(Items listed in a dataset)
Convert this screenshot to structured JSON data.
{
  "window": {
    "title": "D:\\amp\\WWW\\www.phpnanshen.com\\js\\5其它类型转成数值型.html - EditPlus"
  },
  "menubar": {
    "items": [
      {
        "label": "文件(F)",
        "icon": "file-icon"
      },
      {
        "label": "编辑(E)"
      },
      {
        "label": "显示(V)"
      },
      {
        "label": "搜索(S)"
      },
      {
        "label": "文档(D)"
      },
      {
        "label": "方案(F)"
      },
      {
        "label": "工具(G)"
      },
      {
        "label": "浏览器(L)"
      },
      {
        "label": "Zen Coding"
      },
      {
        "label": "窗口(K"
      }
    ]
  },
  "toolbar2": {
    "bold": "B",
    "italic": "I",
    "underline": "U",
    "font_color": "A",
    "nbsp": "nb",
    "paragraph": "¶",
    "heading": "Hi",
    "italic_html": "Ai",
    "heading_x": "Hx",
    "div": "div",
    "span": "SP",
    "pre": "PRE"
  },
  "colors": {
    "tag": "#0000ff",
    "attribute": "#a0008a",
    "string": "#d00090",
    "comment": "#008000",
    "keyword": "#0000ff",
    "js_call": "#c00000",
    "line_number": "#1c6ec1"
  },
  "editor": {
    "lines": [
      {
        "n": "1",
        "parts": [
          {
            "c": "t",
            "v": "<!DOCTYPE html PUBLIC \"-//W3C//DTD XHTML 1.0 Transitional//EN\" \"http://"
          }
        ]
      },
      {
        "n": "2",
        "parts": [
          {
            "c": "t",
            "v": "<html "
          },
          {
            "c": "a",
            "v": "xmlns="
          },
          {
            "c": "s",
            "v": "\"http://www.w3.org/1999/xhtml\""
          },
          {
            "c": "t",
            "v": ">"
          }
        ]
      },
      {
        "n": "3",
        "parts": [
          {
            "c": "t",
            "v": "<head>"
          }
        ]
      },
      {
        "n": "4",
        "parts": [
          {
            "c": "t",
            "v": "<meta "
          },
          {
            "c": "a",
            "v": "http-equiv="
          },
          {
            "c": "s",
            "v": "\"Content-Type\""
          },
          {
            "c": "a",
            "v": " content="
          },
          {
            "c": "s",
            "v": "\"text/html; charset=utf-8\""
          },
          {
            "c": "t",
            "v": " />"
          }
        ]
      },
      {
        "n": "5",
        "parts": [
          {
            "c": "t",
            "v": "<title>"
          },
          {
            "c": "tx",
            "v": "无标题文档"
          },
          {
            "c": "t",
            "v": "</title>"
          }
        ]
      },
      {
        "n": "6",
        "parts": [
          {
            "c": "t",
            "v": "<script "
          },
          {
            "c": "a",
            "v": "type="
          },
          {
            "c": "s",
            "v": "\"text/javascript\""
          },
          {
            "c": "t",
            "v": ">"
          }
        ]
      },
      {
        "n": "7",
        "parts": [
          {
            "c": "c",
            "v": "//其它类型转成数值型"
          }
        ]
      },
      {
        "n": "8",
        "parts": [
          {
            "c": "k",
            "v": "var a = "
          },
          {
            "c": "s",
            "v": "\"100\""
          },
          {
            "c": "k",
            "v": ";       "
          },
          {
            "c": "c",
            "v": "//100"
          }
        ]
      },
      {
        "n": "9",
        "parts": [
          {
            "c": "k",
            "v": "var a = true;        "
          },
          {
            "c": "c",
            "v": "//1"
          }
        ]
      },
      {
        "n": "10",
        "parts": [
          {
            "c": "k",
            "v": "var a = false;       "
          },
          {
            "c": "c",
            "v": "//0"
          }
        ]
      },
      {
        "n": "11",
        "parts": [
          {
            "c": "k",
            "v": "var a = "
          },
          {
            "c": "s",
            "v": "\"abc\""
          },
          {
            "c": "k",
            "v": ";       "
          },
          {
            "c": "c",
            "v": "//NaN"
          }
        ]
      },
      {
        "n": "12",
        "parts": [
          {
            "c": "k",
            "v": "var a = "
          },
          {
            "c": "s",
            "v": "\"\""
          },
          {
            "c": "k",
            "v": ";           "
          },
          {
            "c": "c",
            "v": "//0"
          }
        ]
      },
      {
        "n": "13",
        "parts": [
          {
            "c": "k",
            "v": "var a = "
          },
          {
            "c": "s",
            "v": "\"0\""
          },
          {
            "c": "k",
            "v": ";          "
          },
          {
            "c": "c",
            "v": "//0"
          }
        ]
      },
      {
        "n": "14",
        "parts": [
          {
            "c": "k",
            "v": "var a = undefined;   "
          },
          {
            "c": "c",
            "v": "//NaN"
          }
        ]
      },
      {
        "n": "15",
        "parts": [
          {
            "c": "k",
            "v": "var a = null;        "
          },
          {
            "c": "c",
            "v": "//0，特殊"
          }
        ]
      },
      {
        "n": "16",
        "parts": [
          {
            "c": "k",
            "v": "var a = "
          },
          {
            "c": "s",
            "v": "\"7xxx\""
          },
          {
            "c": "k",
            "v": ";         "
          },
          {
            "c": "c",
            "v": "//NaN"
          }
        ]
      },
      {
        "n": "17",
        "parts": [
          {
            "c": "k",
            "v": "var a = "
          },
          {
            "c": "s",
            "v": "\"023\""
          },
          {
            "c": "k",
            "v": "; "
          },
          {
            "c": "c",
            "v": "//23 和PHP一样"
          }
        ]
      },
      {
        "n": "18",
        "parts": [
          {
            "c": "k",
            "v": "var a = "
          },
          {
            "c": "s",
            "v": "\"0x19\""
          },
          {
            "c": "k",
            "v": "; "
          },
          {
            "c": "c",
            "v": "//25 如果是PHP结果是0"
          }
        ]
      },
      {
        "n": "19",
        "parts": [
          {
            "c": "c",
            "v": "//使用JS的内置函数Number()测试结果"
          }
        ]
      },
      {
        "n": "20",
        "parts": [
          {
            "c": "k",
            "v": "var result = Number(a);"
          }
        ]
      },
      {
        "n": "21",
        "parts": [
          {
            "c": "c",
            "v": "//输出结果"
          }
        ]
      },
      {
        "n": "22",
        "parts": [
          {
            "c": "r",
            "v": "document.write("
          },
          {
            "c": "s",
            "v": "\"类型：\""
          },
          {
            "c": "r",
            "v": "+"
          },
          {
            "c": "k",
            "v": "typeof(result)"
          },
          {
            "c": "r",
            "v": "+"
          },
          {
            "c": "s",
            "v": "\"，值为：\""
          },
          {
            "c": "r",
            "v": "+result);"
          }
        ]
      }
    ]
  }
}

TO DO: Isolate the lines above that contain the word "text" and copy them.

ANSWER BELOW:
            "v": "\"text/html; charset=utf-8\""
            "v": "\"text/javascript\""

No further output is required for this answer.